| PROBLEM |
Show all lines holding "площади".

[BEGIN]

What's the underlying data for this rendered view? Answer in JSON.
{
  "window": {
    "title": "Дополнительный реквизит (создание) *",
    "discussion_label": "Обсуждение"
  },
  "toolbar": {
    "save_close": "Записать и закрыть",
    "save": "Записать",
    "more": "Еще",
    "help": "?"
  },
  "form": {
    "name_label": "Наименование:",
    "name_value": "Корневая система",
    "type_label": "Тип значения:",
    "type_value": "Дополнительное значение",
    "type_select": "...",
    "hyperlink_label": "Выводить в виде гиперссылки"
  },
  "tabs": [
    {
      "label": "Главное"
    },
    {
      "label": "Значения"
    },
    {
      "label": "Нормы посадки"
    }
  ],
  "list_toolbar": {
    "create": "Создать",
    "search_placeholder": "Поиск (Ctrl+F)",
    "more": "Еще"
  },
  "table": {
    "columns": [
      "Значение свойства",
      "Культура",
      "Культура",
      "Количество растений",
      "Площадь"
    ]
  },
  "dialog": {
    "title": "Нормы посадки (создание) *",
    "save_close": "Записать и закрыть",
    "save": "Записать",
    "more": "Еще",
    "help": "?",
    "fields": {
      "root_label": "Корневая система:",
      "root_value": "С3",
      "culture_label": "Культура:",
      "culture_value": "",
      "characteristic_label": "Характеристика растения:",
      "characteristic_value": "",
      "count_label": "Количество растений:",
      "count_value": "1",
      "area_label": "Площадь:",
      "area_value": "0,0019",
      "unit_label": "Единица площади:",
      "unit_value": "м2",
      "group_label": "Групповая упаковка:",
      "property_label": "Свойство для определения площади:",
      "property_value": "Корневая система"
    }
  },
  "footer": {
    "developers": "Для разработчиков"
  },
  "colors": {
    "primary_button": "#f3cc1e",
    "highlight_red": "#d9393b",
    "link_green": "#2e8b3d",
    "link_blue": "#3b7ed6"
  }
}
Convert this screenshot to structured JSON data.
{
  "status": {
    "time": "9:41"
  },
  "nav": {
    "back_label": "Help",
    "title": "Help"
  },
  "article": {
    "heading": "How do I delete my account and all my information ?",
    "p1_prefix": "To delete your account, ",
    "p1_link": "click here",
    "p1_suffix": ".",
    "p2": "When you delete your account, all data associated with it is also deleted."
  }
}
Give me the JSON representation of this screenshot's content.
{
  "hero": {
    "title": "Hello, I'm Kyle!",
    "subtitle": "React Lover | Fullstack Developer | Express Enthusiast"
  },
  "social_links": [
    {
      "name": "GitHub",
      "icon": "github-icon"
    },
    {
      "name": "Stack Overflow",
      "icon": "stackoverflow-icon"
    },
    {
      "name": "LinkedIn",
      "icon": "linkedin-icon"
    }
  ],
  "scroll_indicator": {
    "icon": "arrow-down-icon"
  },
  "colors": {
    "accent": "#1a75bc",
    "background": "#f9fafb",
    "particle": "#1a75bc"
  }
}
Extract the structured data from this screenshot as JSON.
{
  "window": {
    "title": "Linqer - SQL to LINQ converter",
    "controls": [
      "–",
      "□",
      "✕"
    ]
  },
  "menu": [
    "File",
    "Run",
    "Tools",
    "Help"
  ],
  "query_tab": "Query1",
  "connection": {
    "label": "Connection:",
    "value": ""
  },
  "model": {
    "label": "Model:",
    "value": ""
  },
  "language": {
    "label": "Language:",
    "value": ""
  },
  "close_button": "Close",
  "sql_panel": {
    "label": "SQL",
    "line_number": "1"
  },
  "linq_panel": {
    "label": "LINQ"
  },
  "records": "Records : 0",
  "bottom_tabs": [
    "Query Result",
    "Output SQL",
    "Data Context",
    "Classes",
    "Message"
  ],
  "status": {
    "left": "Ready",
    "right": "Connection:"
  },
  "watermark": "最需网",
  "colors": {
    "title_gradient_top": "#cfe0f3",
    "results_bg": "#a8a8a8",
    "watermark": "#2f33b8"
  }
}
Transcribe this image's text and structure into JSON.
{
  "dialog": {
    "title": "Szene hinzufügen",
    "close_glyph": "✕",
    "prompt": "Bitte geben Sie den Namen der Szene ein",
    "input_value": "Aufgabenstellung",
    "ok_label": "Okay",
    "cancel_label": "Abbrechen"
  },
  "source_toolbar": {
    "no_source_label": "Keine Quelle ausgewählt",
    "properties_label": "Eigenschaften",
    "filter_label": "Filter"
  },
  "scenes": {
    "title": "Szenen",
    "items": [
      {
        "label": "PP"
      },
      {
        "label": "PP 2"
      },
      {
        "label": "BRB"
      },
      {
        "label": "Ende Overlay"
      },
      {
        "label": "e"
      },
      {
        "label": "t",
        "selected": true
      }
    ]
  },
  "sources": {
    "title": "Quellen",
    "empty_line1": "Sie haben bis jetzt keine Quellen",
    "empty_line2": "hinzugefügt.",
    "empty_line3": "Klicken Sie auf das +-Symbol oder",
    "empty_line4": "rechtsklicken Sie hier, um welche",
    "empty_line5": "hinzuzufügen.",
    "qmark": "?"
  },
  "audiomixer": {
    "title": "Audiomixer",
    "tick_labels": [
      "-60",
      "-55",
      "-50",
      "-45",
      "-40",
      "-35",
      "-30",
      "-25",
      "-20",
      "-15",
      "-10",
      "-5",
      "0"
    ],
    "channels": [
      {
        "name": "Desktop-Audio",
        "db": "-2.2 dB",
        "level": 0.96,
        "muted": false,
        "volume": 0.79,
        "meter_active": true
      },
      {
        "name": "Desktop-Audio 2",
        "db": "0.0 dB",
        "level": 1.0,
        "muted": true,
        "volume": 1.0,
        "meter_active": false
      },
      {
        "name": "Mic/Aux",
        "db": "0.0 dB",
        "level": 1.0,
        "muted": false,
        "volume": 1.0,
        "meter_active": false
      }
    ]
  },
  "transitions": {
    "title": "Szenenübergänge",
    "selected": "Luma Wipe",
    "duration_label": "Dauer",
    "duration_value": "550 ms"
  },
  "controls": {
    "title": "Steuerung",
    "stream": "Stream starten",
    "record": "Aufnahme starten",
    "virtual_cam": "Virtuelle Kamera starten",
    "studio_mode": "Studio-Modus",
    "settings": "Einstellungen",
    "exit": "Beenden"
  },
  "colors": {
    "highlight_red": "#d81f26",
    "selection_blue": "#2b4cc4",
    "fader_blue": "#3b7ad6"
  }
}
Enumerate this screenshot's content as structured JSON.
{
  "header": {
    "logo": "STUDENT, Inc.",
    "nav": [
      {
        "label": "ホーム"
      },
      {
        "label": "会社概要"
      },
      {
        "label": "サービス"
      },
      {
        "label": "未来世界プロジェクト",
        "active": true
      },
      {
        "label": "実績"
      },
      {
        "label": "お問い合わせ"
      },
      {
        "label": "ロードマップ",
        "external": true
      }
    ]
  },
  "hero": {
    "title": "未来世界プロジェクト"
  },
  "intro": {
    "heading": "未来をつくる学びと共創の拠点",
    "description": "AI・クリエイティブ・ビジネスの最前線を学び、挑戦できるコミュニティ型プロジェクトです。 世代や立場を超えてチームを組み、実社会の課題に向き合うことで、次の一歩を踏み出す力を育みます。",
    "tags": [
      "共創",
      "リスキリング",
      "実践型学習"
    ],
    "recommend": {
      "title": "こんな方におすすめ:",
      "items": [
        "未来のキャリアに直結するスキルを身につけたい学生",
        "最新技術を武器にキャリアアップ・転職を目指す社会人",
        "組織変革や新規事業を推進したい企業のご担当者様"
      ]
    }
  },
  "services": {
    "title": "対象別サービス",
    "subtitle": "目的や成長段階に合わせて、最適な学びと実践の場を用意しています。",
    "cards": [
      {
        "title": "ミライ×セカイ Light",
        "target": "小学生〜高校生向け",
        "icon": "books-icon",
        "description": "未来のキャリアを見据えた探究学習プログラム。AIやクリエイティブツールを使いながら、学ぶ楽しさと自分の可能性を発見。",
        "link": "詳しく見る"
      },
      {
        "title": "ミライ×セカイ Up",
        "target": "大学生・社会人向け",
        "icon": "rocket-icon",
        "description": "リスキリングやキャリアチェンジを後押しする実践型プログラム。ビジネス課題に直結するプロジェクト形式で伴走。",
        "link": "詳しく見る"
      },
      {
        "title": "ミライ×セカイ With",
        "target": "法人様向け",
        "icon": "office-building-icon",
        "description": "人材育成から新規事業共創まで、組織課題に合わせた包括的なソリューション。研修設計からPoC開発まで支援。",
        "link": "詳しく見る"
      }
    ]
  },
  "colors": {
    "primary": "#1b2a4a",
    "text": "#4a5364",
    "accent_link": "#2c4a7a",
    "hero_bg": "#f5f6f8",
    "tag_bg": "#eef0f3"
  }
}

[END]

| ANSWER TO THIS PROBLEM |
      "unit_label": "Единица площади:",
      "property_label": "Свойство для определения площади:",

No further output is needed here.